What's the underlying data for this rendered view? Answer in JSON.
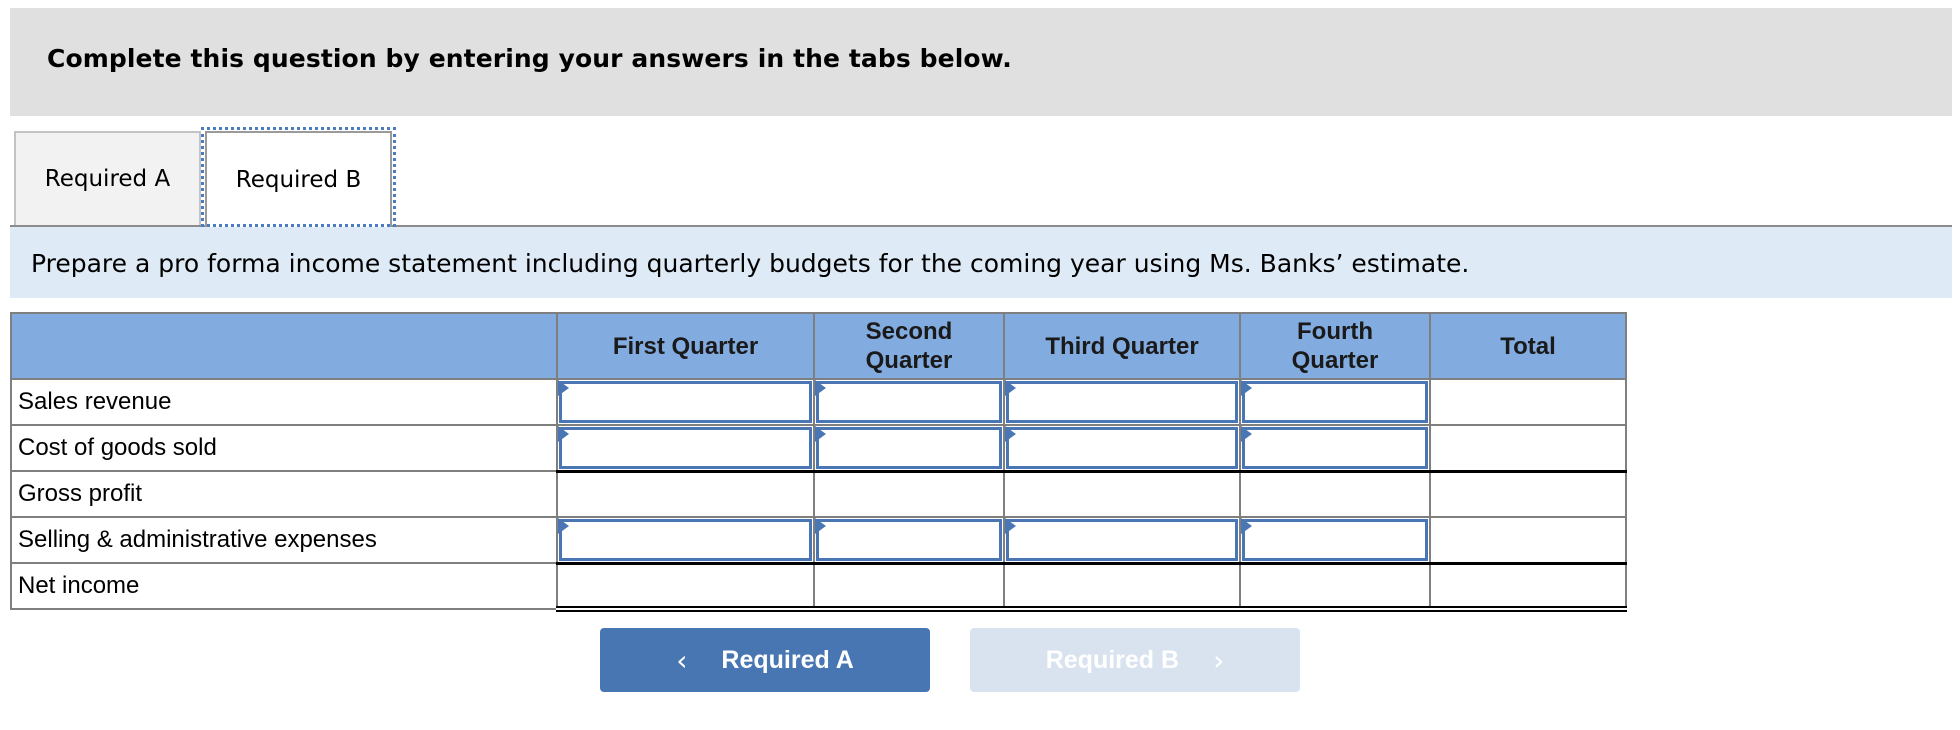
{
  "header": {
    "title": "Complete this question by entering your answers in the tabs below."
  },
  "tabs": [
    {
      "label": "Required A",
      "active": false
    },
    {
      "label": "Required B",
      "active": true
    }
  ],
  "instruction": "Prepare a pro forma income statement including quarterly budgets for the coming year using Ms. Banks’ estimate.",
  "table": {
    "columns": [
      {
        "label": ""
      },
      {
        "label": "First Quarter"
      },
      {
        "label": "Second Quarter"
      },
      {
        "label": "Third Quarter"
      },
      {
        "label": "Fourth Quarter"
      },
      {
        "label": "Total"
      }
    ],
    "rows": [
      {
        "label": "Sales revenue",
        "values": [
          "",
          "",
          "",
          "",
          ""
        ],
        "editable": true
      },
      {
        "label": "Cost of goods sold",
        "values": [
          "",
          "",
          "",
          "",
          ""
        ],
        "editable": true
      },
      {
        "label": "Gross profit",
        "values": [
          "",
          "",
          "",
          "",
          ""
        ],
        "editable": false
      },
      {
        "label": "Selling & administrative expenses",
        "values": [
          "",
          "",
          "",
          "",
          ""
        ],
        "editable": true
      },
      {
        "label": "Net income",
        "values": [
          "",
          "",
          "",
          "",
          ""
        ],
        "editable": false
      }
    ]
  },
  "nav": {
    "prev_label": "Required A",
    "prev_icon": "chevron-left-icon",
    "next_label": "Required B",
    "next_icon": "chevron-right-icon",
    "next_disabled": true
  },
  "colors": {
    "header_bg": "#e0e0e0",
    "instruction_bg": "#deeaf6",
    "table_header_bg": "#82abdf",
    "input_border": "#4a77b4",
    "nav_active_bg": "#4776b3",
    "nav_disabled_bg": "#d9e3ef"
  }
}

++++++++

__Your goal__: Copy every entry word for word, but omit the pictures.

__Response below__:
What's the underlying data for this rendered view? Answer in JSON.
{
  "header": {
    "title": "Complete this question by entering your answers in the tabs below."
  },
  "tabs": [
    {
      "label": "Required A",
      "active": false
    },
    {
      "label": "Required B",
      "active": true
    }
  ],
  "instruction": "Prepare a pro forma income statement including quarterly budgets for the coming year using Ms. Banks’ estimate.",
  "table": {
    "columns": [
      {
        "label": ""
      },
      {
        "label": "First Quarter"
      },
      {
        "label": "Second Quarter"
      },
      {
        "label": "Third Quarter"
      },
      {
        "label": "Fourth Quarter"
      },
      {
        "label": "Total"
      }
    ],
    "rows": [
      {
        "label": "Sales revenue",
        "values": [
          "",
          "",
          "",
          "",
          ""
        ],
        "editable": true
      },
      {
        "label": "Cost of goods sold",
        "values": [
          "",
          "",
          "",
          "",
          ""
        ],
        "editable": true
      },
      {
        "label": "Gross profit",
        "values": [
          "",
          "",
          "",
          "",
          ""
        ],
        "editable": false
      },
      {
        "label": "Selling & administrative expenses",
        "values": [
          "",
          "",
          "",
          "",
          ""
        ],
        "editable": true
      },
      {
        "label": "Net income",
        "values": [
          "",
          "",
          "",
          "",
          ""
        ],
        "editable": false
      }
    ]
  },
  "nav": {
    "prev_label": "Required A",
    "prev_icon": "chevron-left-icon",
    "next_label": "Required B",
    "next_icon": "chevron-right-icon",
    "next_disabled": true
  },
  "colors": {
    "header_bg": "#e0e0e0",
    "instruction_bg": "#deeaf6",
    "table_header_bg": "#82abdf",
    "input_border": "#4a77b4",
    "nav_active_bg": "#4776b3",
    "nav_disabled_bg": "#d9e3ef"
  }
}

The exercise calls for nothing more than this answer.